> EXERCISE INPUT
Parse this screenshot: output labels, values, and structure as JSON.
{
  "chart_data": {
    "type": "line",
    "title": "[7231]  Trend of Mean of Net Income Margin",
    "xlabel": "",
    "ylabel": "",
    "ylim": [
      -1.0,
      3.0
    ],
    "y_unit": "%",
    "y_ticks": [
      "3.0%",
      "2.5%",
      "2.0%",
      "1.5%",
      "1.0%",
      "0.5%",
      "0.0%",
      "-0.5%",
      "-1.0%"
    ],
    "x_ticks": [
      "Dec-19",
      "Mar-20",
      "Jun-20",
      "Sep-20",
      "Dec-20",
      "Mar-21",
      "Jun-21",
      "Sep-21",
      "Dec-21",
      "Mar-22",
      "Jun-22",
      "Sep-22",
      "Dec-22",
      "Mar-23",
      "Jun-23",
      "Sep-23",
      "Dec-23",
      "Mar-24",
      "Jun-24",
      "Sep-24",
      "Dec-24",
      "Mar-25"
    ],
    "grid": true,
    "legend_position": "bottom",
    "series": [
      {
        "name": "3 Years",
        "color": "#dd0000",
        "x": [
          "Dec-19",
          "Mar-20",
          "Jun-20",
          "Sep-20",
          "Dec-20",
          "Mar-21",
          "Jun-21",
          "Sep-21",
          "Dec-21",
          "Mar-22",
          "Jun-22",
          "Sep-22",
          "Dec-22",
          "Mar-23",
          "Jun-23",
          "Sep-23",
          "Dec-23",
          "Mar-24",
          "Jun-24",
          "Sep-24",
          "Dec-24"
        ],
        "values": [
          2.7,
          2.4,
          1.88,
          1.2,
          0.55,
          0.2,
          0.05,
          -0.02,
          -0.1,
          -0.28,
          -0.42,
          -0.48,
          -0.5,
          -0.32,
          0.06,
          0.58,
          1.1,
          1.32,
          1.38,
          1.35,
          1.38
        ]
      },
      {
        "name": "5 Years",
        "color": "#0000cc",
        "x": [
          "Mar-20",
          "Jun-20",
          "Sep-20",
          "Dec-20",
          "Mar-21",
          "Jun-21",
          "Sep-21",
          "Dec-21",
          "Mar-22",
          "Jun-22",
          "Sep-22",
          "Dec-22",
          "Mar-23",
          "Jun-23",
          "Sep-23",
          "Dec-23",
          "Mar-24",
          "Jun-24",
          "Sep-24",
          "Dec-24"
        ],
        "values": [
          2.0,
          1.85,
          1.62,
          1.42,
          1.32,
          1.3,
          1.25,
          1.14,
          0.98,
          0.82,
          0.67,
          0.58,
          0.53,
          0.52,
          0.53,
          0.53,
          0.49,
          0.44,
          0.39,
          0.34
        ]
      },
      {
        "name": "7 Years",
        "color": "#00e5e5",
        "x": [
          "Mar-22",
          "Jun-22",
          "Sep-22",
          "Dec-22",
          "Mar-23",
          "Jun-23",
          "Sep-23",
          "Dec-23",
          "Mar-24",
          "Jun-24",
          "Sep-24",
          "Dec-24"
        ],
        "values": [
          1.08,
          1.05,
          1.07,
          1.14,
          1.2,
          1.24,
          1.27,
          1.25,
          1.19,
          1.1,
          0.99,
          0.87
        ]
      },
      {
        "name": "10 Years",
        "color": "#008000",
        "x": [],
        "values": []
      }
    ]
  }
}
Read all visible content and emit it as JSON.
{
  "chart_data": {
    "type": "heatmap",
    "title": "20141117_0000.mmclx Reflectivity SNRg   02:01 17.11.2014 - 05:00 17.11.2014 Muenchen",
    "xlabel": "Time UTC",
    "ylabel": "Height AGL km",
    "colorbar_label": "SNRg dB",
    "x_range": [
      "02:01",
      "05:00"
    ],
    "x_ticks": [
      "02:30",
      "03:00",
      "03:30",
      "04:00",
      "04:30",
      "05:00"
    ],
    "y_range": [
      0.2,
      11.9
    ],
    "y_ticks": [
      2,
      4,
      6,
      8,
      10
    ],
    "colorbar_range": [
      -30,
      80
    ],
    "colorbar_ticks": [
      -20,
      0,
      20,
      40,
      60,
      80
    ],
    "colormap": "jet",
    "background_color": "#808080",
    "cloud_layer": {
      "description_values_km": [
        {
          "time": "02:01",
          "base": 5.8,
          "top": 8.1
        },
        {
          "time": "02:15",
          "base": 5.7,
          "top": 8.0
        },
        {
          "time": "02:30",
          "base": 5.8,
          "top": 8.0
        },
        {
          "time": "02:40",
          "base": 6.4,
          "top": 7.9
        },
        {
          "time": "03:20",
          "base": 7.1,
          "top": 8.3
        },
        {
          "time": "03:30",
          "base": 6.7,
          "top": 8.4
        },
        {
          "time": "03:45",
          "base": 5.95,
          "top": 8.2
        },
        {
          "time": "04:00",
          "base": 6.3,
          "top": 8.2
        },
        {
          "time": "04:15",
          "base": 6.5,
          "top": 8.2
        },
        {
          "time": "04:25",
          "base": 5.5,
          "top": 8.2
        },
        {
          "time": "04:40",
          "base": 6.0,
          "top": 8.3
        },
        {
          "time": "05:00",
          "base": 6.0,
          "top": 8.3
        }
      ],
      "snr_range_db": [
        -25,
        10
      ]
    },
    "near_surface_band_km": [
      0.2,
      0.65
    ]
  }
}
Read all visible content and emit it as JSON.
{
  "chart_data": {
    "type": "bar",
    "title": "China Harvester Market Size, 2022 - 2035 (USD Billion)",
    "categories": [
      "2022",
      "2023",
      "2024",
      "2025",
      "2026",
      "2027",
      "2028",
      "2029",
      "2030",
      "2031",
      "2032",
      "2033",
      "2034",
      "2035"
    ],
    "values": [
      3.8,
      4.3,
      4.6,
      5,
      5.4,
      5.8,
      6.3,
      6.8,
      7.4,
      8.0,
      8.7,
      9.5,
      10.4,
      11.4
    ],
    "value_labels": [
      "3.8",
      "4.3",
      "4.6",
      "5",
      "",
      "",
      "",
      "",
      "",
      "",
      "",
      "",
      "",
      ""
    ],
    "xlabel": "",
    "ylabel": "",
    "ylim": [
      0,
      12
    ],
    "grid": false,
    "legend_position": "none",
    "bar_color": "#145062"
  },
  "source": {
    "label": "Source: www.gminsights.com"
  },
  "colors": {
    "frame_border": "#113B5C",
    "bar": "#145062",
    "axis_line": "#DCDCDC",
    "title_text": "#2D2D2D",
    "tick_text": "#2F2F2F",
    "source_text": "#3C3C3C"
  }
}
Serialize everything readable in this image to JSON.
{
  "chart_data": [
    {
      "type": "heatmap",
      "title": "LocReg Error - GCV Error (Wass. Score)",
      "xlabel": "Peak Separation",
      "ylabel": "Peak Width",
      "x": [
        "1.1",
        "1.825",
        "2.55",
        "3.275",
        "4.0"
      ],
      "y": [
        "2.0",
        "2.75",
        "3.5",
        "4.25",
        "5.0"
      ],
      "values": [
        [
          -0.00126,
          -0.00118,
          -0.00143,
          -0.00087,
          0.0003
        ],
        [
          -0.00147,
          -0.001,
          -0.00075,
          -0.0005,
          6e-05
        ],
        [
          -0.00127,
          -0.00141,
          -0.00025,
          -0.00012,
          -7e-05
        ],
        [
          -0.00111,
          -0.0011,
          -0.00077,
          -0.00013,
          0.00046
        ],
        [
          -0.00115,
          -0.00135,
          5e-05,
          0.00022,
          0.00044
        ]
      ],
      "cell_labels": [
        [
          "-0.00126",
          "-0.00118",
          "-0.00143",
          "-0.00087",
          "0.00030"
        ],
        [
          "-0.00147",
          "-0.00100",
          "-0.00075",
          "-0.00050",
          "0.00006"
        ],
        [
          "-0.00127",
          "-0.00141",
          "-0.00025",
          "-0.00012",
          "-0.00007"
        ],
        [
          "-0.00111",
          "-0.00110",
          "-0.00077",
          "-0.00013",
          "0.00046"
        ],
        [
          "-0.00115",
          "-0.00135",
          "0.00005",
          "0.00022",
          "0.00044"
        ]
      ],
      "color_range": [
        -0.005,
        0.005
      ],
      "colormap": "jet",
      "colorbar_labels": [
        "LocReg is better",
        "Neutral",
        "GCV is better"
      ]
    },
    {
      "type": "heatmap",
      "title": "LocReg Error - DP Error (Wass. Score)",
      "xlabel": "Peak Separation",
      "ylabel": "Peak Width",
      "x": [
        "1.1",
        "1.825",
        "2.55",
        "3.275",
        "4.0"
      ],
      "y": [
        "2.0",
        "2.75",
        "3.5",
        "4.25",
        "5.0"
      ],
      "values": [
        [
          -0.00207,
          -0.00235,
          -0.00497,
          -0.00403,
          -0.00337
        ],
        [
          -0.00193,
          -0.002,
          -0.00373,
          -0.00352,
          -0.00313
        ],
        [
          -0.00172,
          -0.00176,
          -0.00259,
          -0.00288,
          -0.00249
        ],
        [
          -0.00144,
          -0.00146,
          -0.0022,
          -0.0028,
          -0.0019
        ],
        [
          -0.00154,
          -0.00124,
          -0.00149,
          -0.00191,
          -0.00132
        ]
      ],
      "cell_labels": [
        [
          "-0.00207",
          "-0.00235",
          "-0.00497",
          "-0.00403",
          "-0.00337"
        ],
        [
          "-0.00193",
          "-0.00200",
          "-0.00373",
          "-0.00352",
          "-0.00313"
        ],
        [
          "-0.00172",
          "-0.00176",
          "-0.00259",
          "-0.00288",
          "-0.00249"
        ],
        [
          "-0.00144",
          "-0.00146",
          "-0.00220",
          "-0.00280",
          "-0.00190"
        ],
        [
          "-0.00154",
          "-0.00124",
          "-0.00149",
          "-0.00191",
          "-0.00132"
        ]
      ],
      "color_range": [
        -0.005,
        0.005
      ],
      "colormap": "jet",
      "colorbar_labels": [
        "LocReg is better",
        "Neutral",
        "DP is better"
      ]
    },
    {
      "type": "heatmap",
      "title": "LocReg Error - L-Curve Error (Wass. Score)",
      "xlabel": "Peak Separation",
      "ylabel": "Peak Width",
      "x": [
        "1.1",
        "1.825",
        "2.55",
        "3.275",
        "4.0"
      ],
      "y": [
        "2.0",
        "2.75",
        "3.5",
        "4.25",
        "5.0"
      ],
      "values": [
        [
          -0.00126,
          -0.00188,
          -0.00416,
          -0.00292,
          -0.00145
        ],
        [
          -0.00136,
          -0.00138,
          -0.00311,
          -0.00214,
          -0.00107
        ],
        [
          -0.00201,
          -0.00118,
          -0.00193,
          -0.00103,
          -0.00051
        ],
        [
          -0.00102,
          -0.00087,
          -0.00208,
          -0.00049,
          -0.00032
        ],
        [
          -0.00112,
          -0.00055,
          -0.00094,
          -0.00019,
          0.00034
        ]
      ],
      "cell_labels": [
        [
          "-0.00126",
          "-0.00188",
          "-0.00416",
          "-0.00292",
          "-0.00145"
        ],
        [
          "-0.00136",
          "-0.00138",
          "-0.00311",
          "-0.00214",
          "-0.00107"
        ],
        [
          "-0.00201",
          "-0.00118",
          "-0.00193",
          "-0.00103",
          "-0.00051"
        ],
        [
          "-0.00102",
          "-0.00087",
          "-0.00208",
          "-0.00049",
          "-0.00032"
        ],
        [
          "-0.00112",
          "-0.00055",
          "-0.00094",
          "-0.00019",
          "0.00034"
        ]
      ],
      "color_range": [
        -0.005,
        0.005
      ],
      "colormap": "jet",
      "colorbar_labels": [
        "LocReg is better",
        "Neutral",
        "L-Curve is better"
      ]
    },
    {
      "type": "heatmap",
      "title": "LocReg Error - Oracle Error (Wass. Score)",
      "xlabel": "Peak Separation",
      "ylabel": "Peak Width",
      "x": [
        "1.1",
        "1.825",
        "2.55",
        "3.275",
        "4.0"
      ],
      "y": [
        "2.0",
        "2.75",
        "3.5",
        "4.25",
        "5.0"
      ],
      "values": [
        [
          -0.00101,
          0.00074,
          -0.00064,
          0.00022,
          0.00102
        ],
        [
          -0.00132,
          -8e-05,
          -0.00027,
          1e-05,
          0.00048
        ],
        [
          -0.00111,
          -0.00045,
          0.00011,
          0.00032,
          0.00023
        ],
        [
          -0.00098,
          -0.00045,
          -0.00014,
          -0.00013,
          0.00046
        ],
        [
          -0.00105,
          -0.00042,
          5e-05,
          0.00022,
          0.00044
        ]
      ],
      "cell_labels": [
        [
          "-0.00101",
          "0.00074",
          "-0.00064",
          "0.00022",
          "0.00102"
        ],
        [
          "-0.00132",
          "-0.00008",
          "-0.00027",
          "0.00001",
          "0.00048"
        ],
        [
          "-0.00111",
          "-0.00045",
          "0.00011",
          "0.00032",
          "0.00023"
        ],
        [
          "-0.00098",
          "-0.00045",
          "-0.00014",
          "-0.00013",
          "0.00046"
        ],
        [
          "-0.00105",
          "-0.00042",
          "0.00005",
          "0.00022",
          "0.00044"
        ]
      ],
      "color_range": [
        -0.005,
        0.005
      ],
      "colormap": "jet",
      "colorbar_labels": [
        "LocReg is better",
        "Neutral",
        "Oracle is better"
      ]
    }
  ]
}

> YOUR GOAL
Gather all lines where the word "SNRg" appears.

> RESPONSE
    "title": "20141117_0000.mmclx Reflectivity SNRg   02:01 17.11.2014 - 05:00 17.11.2014 Muenchen",
    "colorbar_label": "SNRg dB",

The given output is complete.